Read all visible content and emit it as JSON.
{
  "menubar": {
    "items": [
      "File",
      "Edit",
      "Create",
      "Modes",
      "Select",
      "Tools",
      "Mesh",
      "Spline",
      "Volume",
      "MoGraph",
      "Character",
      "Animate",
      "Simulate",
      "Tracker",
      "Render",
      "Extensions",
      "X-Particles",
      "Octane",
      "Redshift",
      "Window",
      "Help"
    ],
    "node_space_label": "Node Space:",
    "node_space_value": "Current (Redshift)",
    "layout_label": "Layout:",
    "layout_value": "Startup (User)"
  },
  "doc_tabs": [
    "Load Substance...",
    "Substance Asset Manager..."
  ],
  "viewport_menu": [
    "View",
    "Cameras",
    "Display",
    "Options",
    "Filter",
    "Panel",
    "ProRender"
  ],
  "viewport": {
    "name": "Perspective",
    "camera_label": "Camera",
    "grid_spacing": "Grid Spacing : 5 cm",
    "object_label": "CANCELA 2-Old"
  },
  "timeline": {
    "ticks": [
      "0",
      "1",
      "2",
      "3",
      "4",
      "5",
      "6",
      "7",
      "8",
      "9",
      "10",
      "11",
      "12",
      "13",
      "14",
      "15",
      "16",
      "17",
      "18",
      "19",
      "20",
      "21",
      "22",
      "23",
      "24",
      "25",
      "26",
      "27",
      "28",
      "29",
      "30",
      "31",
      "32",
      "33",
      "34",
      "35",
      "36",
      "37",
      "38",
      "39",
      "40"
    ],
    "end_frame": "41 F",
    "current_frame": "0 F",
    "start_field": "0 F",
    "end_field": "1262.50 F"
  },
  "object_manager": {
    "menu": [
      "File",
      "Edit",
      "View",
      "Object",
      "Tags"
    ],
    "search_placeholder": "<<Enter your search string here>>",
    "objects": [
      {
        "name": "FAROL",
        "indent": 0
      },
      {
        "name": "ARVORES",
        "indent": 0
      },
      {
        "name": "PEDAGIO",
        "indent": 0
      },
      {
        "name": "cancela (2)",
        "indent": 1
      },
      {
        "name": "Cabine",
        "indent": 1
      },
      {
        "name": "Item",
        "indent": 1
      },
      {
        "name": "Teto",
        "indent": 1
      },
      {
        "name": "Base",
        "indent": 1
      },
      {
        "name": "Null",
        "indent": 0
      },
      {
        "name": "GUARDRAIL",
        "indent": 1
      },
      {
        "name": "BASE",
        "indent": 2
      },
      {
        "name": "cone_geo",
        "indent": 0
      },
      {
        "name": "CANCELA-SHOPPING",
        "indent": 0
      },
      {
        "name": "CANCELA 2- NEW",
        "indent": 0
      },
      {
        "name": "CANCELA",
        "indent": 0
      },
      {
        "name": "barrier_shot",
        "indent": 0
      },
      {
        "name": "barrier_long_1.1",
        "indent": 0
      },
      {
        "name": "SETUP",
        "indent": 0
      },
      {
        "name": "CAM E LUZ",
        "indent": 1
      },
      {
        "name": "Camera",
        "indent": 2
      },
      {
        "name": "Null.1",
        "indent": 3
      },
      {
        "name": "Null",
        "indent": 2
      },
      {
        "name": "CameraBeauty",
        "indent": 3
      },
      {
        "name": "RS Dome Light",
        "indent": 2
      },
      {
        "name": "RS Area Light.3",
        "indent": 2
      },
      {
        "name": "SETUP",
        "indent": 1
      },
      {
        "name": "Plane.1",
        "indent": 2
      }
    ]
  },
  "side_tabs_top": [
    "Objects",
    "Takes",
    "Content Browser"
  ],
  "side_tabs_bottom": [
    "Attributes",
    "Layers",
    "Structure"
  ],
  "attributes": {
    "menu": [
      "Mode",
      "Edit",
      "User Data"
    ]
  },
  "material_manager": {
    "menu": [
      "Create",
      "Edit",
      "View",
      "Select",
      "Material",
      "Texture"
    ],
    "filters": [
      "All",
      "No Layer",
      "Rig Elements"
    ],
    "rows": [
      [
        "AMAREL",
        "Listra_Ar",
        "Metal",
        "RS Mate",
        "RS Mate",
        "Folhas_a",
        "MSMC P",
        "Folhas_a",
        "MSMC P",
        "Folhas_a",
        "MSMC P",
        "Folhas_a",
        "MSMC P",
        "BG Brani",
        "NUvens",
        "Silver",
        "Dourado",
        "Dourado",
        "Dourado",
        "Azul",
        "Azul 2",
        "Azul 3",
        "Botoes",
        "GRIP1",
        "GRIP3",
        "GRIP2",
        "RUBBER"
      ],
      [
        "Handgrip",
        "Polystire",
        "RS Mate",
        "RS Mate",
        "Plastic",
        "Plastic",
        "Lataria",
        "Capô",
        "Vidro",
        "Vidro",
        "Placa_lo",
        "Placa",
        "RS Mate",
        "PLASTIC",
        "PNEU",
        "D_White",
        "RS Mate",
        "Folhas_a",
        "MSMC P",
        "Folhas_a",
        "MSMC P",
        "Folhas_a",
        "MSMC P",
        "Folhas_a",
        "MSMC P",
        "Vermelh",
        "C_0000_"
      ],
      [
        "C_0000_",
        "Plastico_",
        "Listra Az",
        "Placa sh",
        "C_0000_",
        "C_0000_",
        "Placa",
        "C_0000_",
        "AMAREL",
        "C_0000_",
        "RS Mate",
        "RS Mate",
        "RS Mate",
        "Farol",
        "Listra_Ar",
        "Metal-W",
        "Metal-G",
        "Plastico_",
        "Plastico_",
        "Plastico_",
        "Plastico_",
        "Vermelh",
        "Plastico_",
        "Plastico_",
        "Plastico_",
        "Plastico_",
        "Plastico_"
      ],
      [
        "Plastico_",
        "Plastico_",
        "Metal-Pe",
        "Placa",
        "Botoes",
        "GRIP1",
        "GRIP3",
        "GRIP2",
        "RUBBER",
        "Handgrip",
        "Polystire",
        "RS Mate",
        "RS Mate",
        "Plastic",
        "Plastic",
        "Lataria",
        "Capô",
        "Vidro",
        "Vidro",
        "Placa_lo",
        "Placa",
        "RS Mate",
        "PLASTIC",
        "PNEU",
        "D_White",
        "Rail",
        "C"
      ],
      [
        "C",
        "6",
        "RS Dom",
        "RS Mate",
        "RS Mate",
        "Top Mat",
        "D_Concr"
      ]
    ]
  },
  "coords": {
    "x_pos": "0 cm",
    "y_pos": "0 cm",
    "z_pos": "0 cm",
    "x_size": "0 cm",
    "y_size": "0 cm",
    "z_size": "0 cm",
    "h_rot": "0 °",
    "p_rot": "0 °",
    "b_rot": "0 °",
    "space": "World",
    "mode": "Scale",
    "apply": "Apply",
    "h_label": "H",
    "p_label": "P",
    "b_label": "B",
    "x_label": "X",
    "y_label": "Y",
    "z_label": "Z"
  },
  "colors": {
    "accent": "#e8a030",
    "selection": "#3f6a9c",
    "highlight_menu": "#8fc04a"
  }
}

_____

Given request - Copy every record exactly, with nothing added or dropped.

Answer to this task -
Read all visible content and emit it as JSON.
{
  "menubar": {
    "items": [
      "File",
      "Edit",
      "Create",
      "Modes",
      "Select",
      "Tools",
      "Mesh",
      "Spline",
      "Volume",
      "MoGraph",
      "Character",
      "Animate",
      "Simulate",
      "Tracker",
      "Render",
      "Extensions",
      "X-Particles",
      "Octane",
      "Redshift",
      "Window",
      "Help"
    ],
    "node_space_label": "Node Space:",
    "node_space_value": "Current (Redshift)",
    "layout_label": "Layout:",
    "layout_value": "Startup (User)"
  },
  "doc_tabs": [
    "Load Substance...",
    "Substance Asset Manager..."
  ],
  "viewport_menu": [
    "View",
    "Cameras",
    "Display",
    "Options",
    "Filter",
    "Panel",
    "ProRender"
  ],
  "viewport": {
    "name": "Perspective",
    "camera_label": "Camera",
    "grid_spacing": "Grid Spacing : 5 cm",
    "object_label": "CANCELA 2-Old"
  },
  "timeline": {
    "ticks": [
      "0",
      "1",
      "2",
      "3",
      "4",
      "5",
      "6",
      "7",
      "8",
      "9",
      "10",
      "11",
      "12",
      "13",
      "14",
      "15",
      "16",
      "17",
      "18",
      "19",
      "20",
      "21",
      "22",
      "23",
      "24",
      "25",
      "26",
      "27",
      "28",
      "29",
      "30",
      "31",
      "32",
      "33",
      "34",
      "35",
      "36",
      "37",
      "38",
      "39",
      "40"
    ],
    "end_frame": "41 F",
    "current_frame": "0 F",
    "start_field": "0 F",
    "end_field": "1262.50 F"
  },
  "object_manager": {
    "menu": [
      "File",
      "Edit",
      "View",
      "Object",
      "Tags"
    ],
    "search_placeholder": "<<Enter your search string here>>",
    "objects": [
      {
        "name": "FAROL",
        "indent": 0
      },
      {
        "name": "ARVORES",
        "indent": 0
      },
      {
        "name": "PEDAGIO",
        "indent": 0
      },
      {
        "name": "cancela (2)",
        "indent": 1
      },
      {
        "name": "Cabine",
        "indent": 1
      },
      {
        "name": "Item",
        "indent": 1
      },
      {
        "name": "Teto",
        "indent": 1
      },
      {
        "name": "Base",
        "indent": 1
      },
      {
        "name": "Null",
        "indent": 0
      },
      {
        "name": "GUARDRAIL",
        "indent": 1
      },
      {
        "name": "BASE",
        "indent": 2
      },
      {
        "name": "cone_geo",
        "indent": 0
      },
      {
        "name": "CANCELA-SHOPPING",
        "indent": 0
      },
      {
        "name": "CANCELA 2- NEW",
        "indent": 0
      },
      {
        "name": "CANCELA",
        "indent": 0
      },
      {
        "name": "barrier_shot",
        "indent": 0
      },
      {
        "name": "barrier_long_1.1",
        "indent": 0
      },
      {
        "name": "SETUP",
        "indent": 0
      },
      {
        "name": "CAM E LUZ",
        "indent": 1
      },
      {
        "name": "Camera",
        "indent": 2
      },
      {
        "name": "Null.1",
        "indent": 3
      },
      {
        "name": "Null",
        "indent": 2
      },
      {
        "name": "CameraBeauty",
        "indent": 3
      },
      {
        "name": "RS Dome Light",
        "indent": 2
      },
      {
        "name": "RS Area Light.3",
        "indent": 2
      },
      {
        "name": "SETUP",
        "indent": 1
      },
      {
        "name": "Plane.1",
        "indent": 2
      }
    ]
  },
  "side_tabs_top": [
    "Objects",
    "Takes",
    "Content Browser"
  ],
  "side_tabs_bottom": [
    "Attributes",
    "Layers",
    "Structure"
  ],
  "attributes": {
    "menu": [
      "Mode",
      "Edit",
      "User Data"
    ]
  },
  "material_manager": {
    "menu": [
      "Create",
      "Edit",
      "View",
      "Select",
      "Material",
      "Texture"
    ],
    "filters": [
      "All",
      "No Layer",
      "Rig Elements"
    ],
    "rows": [
      [
        "AMAREL",
        "Listra_Ar",
        "Metal",
        "RS Mate",
        "RS Mate",
        "Folhas_a",
        "MSMC P",
        "Folhas_a",
        "MSMC P",
        "Folhas_a",
        "MSMC P",
        "Folhas_a",
        "MSMC P",
        "BG Brani",
        "NUvens",
        "Silver",
        "Dourado",
        "Dourado",
        "Dourado",
        "Azul",
        "Azul 2",
        "Azul 3",
        "Botoes",
        "GRIP1",
        "GRIP3",
        "GRIP2",
        "RUBBER"
      ],
      [
        "Handgrip",
        "Polystire",
        "RS Mate",
        "RS Mate",
        "Plastic",
        "Plastic",
        "Lataria",
        "Capô",
        "Vidro",
        "Vidro",
        "Placa_lo",
        "Placa",
        "RS Mate",
        "PLASTIC",
        "PNEU",
        "D_White",
        "RS Mate",
        "Folhas_a",
        "MSMC P",
        "Folhas_a",
        "MSMC P",
        "Folhas_a",
        "MSMC P",
        "Folhas_a",
        "MSMC P",
        "Vermelh",
        "C_0000_"
      ],
      [
        "C_0000_",
        "Plastico_",
        "Listra Az",
        "Placa sh",
        "C_0000_",
        "C_0000_",
        "Placa",
        "C_0000_",
        "AMAREL",
        "C_0000_",
        "RS Mate",
        "RS Mate",
        "RS Mate",
        "Farol",
        "Listra_Ar",
        "Metal-W",
        "Metal-G",
        "Plastico_",
        "Plastico_",
        "Plastico_",
        "Plastico_",
        "Vermelh",
        "Plastico_",
        "Plastico_",
        "Plastico_",
        "Plastico_",
        "Plastico_"
      ],
      [
        "Plastico_",
        "Plastico_",
        "Metal-Pe",
        "Placa",
        "Botoes",
        "GRIP1",
        "GRIP3",
        "GRIP2",
        "RUBBER",
        "Handgrip",
        "Polystire",
        "RS Mate",
        "RS Mate",
        "Plastic",
        "Plastic",
        "Lataria",
        "Capô",
        "Vidro",
        "Vidro",
        "Placa_lo",
        "Placa",
        "RS Mate",
        "PLASTIC",
        "PNEU",
        "D_White",
        "Rail",
        "C"
      ],
      [
        "C",
        "6",
        "RS Dom",
        "RS Mate",
        "RS Mate",
        "Top Mat",
        "D_Concr"
      ]
    ]
  },
  "coords": {
    "x_pos": "0 cm",
    "y_pos": "0 cm",
    "z_pos": "0 cm",
    "x_size": "0 cm",
    "y_size": "0 cm",
    "z_size": "0 cm",
    "h_rot": "0 °",
    "p_rot": "0 °",
    "b_rot": "0 °",
    "space": "World",
    "mode": "Scale",
    "apply": "Apply",
    "h_label": "H",
    "p_label": "P",
    "b_label": "B",
    "x_label": "X",
    "y_label": "Y",
    "z_label": "Z"
  },
  "colors": {
    "accent": "#e8a030",
    "selection": "#3f6a9c",
    "highlight_menu": "#8fc04a"
  }
}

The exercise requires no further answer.